**ПОСТАНОВКА ЗАДАЧИ 1**
Продублируйте без изменений фрагмент комментария о повторной защите в ПСТГУ. Начните со слов «Руководство кафедры и» и закончите словами «преподавателей нашей кафедры.».
**ПОСТАНОВКА ЗАДАЧИ 2**
Определите, согласуются ли с комментарием о повторной защите в ПСТГУ следующие утверждения. Для каждого ответьте «да» или «нет» и приведите точную цитату, на которой основан ответ. (a) Автор комментария работает на кафедре более десяти лет. (b) Зарплаты преподавателей на кафедре были высокими. (c) Члены государственной экзаменационной комиссии разошлись во мнениях об оценке.
**ПОСТАНОВКА ЗАДАЧИ 3**
Продолжите комментарий о повторной защите в ПСТГУ, начиная сразу после последнего приведенного в нем предложения.

**ТЕКСТОВЫЙ БЛОК**
........
Почему преподаватели ПСТГУ и ведущие сотрудники центральных музеев России выступают против повторной защиты Марии Нецветаевой, начальника отдела профессионального искусства Министерства культуры Республики Беларусь и председателя Синодального отдела церковного искусства Белорусского Экзархата? Комментарий Натальи Комашко, ученого секретаря Центрального музея древнерусского искусства им. Андрея Рублева и преподавателя факультета церковных художеств ПСТГУ.
Более десяти лет я работаю на кафедре истории и теории христианского искусства факультета церковных художеств ПСТГУ. Эта работа мне всегда приносила радость, несмотря на то, что она велась практически на «общественных началах», зарплаты были ничтожно малы. Наша кафедра была притягательным местом, прежде всего потому, что там собрался замечательный коллектив преподавателей. Каждый из них – яркая личность. Наши студенты были умные, старательные. Мы гордимся нашими дипломниками и заботимся и о том, чтобы найти им работу. Должна сказать, что все знакомые мне работодатели довольны выпускниками нашей кафедры.
Мы всегда работали на совесть, да по-другому и не умеем…
Мне больно говорить, но последние события на нашей кафедре делают невозможным моё дальнейшее сотрудничество с ПСТГУ. После повторной «защиты» Маши Нецветаевой, которую продавливают административным ресурсом я просто не смогу смотреть своим студентам в глаза. Мне трудно представить себе сотрудничество с вузом – православным вузом! — где на преподавателей оказывают давление и заставляют их врать.
Руководство кафедры и факультета от нас многое скрывает, но я точно знаю одно: о сложившейся ситуации важно говорить открыто, называя вещи своими именами. Только так можно спасти кафедру от предстоящего позора. С этим намерением я рассказываю о происходящем, и мне важно, что мое решение рассказать о происходящем нашло поддержку у многих моих коллег.
События, о которых я буду говорить, вызвали недоумение, тревогу и возмущение большинства преподавателей нашей кафедры.
В этом году у нас случилось чрезвычайное происшествие – Мария Нецветаева, одна из студенток, провалилась на защите. Члены государственной экзаменационной комиссии единодушно поставили ей два.
........
**СПИСОК ЗАПИСЕЙ**
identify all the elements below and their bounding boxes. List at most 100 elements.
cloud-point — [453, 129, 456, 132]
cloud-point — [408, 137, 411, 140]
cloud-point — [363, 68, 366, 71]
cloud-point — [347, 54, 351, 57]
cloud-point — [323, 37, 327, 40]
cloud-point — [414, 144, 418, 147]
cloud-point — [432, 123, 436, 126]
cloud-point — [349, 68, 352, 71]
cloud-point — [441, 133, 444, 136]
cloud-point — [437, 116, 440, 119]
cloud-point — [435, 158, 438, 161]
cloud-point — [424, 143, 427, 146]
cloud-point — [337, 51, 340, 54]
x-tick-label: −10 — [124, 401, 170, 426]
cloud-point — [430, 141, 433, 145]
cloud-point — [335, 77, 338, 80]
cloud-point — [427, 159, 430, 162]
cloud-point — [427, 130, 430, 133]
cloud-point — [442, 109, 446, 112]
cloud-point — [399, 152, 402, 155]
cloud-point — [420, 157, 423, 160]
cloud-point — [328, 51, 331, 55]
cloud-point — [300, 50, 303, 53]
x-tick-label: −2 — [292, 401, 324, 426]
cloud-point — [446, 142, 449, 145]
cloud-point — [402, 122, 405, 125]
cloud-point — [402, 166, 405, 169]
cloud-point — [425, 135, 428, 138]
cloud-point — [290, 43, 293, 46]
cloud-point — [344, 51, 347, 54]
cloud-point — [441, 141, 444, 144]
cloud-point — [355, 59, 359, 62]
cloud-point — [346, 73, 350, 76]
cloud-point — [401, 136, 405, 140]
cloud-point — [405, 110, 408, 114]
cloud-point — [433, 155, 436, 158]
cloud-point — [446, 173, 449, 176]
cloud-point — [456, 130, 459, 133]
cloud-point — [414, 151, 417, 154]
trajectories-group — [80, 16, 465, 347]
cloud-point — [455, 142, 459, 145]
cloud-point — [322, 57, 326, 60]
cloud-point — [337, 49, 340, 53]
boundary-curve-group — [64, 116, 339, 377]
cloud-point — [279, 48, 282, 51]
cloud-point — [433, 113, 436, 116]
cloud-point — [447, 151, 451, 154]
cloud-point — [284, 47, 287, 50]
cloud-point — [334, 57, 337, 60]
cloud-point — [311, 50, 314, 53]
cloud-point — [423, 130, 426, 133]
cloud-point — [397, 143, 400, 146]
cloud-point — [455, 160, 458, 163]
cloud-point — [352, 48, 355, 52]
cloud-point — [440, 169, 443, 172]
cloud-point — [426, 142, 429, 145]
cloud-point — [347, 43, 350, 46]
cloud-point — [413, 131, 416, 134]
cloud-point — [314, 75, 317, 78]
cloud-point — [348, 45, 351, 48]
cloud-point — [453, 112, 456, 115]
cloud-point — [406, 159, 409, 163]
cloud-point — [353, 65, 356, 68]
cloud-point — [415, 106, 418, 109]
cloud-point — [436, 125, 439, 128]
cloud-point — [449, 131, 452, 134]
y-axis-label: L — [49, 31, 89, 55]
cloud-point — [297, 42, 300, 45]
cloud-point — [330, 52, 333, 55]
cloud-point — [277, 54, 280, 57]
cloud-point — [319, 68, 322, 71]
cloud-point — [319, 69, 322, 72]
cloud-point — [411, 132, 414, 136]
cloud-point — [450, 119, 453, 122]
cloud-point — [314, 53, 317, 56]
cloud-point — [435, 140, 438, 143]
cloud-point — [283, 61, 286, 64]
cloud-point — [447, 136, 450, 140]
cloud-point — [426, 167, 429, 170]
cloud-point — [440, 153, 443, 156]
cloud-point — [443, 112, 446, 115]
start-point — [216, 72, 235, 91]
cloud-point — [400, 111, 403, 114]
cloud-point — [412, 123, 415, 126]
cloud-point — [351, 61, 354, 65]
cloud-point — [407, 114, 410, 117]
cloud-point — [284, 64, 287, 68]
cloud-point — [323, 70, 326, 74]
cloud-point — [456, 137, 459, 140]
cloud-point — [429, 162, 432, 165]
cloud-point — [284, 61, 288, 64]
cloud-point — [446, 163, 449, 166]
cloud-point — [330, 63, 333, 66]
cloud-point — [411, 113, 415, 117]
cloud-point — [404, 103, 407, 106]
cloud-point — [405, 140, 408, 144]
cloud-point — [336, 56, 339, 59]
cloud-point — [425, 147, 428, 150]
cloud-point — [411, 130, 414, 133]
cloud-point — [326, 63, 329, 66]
........
**ОТВЕТ К УПРАЖНЕНИЮ 1**
Руководство кафедры и факультета от нас многое скрывает, но я точно знаю одно: о сложившейся ситуации важно говорить открыто, называя вещи своими именами. Только так можно спасти кафедру от предстоящего позора. С этим намерением я рассказываю о происходящем, и мне важно, что мое решение рассказать о происходящем нашло поддержку у многих моих коллег.
События, о которых я буду говорить, вызвали недоумение, тревогу и возмущение большинства преподавателей нашей кафедры.

**ОТВЕТ К УПРАЖНЕНИЮ 2**
(a) Да: «Более десяти лет я работаю на кафедре истории и теории христианского искусства факультета церковных художеств ПСТГУ».
(b) Нет: «зарплаты были ничтожно малы».
(c) Нет: «Члены государственной экзаменационной комиссии единодушно поставили ей два».

**ОТВЕТ К УПРАЖНЕНИЮ 3**
Но не это стало причиной возмущения. Буквально сразу же была предпринята попытка административным ресурсом продавить ее повторную защиту. И аргументы были совершенно возмутительные, вкратце их можно сформулировать так: Мария Нецветаева занимает важную должность в Белорусском Экзархате, у нее там есть высокие покровители, с которыми не стоит ссориться.
Надо сказать, что Маша окончила у нас бакалавриат и написала неплохую работу о церкви Бориса и Глеба на Коложе в Гродно, однако магистратуру она закончить не смогла, ее дипломная работа не соответствовала предъявляемым требованиям. После бакалавриата она попросила меня стать ее научным руководителем. Поскольку она сама из Минска, я предложила ей тему иконописи в Виленской и Литовской епархии в XIX веке. Я возлагала на нее больше надежды, но, к моему удивлению, Маша не проявляла интереса к работе над темой в течение двух лет, ее работу я увидела только накануне защиты и была в шоке. Написана она была «на коленке» и на другую тему – она сузила хронологические рамки до первой половины XIX века, притом, что сама Виленская епархия была образована в 1839 году. Конечно, она не смогла тогда защититься, и вот теперь, спустя четыре года, я неожиданно узнаю, что за пять дней до защиты в список дипломников внесено имя Марии Нецветаевой. Она вышла на защиту без научного руководителя, без предзащиты, без официального утверждения рецензента. Таких нарушений регламента у нас на кафедре никогда еще не было!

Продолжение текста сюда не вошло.